**本文:**
----
「問題がない」ことは問題である

マネジメントこぼれ話

研修冒頭、いつも自身やチームの「課題」や「何とかしたいと思っていること」、「もっと良くしたいと思っていること」を洗い出してもらい、それをベースに研修で何を持って帰りたいかの動機づけを図るようにしています。

ところが先日のマネージャー研修において、「特に課題はありません。」と堂々と発表したマネージャーさんがいらっしゃいました。

「では、現状特に問題視しているところはないということですね?もっと良くなればいいと思っているところはありますか?」と質問したら

「今、うまくいっているので特にこれと言ってないですが、何か、部下が成長するためのスキルが持って帰れれば(もごもごもご・・・)」とお答えになりました。

 

その後のハーベスティングにおいて、他の受講生から

「問題ないなんて羨ましい。でも本当に問題ないのだろうか・・・。」とのコメントがありました。

 

時々、このようなうちは完璧チームだと突っ張るマネージャーさんがいらっしゃるのですが、プログラム途中で、何かしらのエピソードを交えながら必ずお伝えするのです。

 

「問題ないことは素晴らしいことではありません。

問題を問題と感じない、または捉えない・気づかないことが問題です。

問題は成長の種です。問題を感じないということは、成長の種を見つけることができないということですから。」

 

冒頭、「うちは全てうまくいっていますから・・・」

と受講自体を面倒くさそうに斜に構えていたマネージャーさんも、プログラムが進むにつれて

「問題は自分自身の意識にある」ことに気づいたようで、目の色が変わっていました。

 

うちの課は問題だらけだ~

と嘆く必要はないのです。

だって、問題こそが成長への種なのですから。
----
**演習データ:**
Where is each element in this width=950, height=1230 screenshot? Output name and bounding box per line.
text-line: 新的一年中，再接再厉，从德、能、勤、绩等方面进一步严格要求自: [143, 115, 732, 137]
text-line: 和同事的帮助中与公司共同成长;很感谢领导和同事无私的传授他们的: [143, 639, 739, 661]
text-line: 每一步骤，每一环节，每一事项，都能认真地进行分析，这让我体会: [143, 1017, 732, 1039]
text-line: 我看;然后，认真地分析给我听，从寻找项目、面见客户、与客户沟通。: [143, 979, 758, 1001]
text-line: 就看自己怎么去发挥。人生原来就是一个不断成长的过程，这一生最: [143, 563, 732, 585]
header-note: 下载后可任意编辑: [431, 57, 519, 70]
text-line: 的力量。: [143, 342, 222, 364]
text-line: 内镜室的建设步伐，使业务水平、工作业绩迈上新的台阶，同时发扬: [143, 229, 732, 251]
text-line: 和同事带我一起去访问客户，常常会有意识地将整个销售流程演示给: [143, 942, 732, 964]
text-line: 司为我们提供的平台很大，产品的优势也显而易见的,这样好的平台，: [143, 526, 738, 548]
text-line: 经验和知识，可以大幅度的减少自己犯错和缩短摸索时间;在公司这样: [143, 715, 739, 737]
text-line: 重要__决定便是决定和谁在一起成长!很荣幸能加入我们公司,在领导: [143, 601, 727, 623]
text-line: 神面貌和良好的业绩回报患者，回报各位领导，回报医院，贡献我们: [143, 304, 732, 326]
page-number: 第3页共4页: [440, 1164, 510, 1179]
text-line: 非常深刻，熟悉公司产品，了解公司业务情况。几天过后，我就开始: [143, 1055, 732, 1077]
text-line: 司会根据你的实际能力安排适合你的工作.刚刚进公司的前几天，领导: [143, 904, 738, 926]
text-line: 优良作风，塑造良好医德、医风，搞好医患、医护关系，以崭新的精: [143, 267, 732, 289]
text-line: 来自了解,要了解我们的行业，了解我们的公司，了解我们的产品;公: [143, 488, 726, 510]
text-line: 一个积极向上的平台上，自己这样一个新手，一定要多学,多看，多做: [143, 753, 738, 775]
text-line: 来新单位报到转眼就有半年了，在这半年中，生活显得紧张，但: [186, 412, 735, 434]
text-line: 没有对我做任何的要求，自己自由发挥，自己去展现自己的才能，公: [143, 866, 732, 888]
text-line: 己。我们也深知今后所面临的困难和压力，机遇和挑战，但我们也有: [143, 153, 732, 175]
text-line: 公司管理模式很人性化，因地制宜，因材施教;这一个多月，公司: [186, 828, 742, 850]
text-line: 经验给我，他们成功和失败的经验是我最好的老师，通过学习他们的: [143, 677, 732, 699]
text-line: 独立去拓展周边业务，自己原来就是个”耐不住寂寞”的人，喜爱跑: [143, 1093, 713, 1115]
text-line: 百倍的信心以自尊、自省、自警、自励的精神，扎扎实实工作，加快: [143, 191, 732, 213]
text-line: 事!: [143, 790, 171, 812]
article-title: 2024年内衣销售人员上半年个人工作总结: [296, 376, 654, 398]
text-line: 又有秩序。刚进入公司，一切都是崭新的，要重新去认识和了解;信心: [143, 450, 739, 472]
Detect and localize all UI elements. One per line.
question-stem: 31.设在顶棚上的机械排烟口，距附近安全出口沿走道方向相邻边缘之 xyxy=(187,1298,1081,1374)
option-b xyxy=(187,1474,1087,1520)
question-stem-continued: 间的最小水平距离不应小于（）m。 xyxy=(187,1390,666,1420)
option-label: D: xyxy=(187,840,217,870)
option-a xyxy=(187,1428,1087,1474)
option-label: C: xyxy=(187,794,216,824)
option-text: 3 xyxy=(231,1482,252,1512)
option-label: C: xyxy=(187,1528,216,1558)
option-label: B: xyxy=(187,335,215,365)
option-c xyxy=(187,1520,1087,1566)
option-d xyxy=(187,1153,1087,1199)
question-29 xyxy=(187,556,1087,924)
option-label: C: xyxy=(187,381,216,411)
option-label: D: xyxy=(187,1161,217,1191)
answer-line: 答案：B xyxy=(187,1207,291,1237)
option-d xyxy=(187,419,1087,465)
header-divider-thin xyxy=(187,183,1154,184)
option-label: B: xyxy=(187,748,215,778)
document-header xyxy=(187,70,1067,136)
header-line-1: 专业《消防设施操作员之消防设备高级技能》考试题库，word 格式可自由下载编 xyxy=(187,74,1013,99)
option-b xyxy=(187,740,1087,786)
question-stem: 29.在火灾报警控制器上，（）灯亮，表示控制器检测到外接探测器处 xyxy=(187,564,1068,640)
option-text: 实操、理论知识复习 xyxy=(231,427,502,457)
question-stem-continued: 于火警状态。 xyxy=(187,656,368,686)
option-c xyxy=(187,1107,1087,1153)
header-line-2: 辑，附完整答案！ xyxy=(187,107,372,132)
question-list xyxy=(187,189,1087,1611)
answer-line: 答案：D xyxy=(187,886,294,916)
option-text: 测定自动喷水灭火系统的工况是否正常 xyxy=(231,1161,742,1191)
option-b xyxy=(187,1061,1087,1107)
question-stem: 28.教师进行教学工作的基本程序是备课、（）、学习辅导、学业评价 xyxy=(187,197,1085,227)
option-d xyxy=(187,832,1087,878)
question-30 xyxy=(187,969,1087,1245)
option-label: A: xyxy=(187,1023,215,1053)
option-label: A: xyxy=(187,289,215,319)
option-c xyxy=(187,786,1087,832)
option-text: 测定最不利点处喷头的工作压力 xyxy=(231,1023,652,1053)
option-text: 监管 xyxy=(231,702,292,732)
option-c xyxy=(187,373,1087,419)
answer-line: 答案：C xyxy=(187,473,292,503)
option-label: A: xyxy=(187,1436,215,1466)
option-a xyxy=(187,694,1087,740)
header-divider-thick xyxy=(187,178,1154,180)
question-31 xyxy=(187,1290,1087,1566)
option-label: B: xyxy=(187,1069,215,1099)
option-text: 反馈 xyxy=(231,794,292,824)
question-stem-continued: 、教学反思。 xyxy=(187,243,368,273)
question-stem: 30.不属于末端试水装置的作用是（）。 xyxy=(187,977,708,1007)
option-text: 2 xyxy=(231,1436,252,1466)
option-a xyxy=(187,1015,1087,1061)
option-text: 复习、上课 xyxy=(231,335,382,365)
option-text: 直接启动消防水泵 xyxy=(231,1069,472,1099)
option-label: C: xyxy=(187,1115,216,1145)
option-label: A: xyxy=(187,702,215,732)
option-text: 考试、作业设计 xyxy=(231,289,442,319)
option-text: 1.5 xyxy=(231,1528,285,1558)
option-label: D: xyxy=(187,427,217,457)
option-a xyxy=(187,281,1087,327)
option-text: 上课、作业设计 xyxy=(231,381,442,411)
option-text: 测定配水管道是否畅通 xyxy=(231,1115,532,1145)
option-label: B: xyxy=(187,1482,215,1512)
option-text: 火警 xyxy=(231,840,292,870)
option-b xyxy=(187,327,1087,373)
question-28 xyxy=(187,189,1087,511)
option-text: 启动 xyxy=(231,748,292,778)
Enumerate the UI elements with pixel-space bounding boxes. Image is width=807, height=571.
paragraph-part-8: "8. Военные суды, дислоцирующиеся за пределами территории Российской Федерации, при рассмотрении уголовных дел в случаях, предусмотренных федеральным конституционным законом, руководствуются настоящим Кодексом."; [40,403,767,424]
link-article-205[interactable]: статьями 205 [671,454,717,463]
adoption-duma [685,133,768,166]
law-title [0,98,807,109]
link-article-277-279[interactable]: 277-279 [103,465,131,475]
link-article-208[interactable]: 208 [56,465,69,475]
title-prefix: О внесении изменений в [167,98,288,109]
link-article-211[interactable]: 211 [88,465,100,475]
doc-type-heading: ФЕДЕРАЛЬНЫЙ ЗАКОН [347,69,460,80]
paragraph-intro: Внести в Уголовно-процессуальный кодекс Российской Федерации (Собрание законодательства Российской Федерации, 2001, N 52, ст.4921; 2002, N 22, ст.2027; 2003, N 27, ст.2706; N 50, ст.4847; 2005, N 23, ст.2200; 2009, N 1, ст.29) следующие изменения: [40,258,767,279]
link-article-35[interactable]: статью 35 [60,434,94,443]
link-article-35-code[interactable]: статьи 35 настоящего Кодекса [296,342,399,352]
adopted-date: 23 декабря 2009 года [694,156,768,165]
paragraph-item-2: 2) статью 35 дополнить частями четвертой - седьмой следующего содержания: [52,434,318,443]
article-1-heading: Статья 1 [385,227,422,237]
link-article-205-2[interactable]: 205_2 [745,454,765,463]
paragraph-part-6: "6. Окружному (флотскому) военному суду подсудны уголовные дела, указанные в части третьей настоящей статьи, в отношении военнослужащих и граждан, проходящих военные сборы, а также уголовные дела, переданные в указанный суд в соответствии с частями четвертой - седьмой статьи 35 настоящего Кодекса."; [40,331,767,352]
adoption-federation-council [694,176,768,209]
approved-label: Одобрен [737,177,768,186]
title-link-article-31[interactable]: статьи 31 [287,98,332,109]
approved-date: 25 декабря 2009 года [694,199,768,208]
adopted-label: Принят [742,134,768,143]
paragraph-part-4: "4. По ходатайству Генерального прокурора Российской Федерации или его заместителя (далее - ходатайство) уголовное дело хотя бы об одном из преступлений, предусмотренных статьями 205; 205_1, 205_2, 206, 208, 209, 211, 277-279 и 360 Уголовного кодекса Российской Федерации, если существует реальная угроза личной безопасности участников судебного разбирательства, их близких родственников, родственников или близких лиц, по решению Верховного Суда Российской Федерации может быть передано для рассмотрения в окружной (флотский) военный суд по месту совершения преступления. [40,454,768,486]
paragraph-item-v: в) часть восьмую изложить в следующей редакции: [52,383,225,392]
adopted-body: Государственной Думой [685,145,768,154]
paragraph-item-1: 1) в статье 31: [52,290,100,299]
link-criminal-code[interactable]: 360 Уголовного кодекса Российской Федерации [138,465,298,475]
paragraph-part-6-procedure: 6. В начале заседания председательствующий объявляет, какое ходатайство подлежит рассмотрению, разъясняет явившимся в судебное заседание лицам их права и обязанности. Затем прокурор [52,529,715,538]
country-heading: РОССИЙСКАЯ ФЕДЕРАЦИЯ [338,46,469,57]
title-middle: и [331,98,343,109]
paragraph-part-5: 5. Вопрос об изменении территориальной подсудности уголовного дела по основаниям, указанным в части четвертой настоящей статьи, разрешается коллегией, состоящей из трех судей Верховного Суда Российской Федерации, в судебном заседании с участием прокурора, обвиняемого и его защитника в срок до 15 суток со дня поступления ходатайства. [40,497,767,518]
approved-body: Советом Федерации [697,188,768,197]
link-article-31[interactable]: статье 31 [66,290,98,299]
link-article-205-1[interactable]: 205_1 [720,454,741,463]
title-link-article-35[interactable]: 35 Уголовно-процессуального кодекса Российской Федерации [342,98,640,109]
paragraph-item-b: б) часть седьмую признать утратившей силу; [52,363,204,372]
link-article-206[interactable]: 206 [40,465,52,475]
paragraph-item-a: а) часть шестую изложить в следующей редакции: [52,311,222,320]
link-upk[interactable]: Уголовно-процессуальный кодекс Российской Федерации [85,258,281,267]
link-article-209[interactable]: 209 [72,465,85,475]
----
**作成内容:**
本文について、次の問いに答えよ。
(a) 研修の冒頭で、受講者に洗い出してもらうものは何か。
(b) ハーベスティングで、他の受講生はどのようなコメントをしたか。
(c) 本文の最後で、問題こそが何への種だと述べているか。
データはここでは使わない。

**解答例:**
(a) 自身やチームの「課題」や「何とかしたいと思っていること」、「もっと良くしたいと思っていること」
(b) 「問題ないなんて羨ましい。でも本当に問題ないのだろうか・・・。」
(c) 成長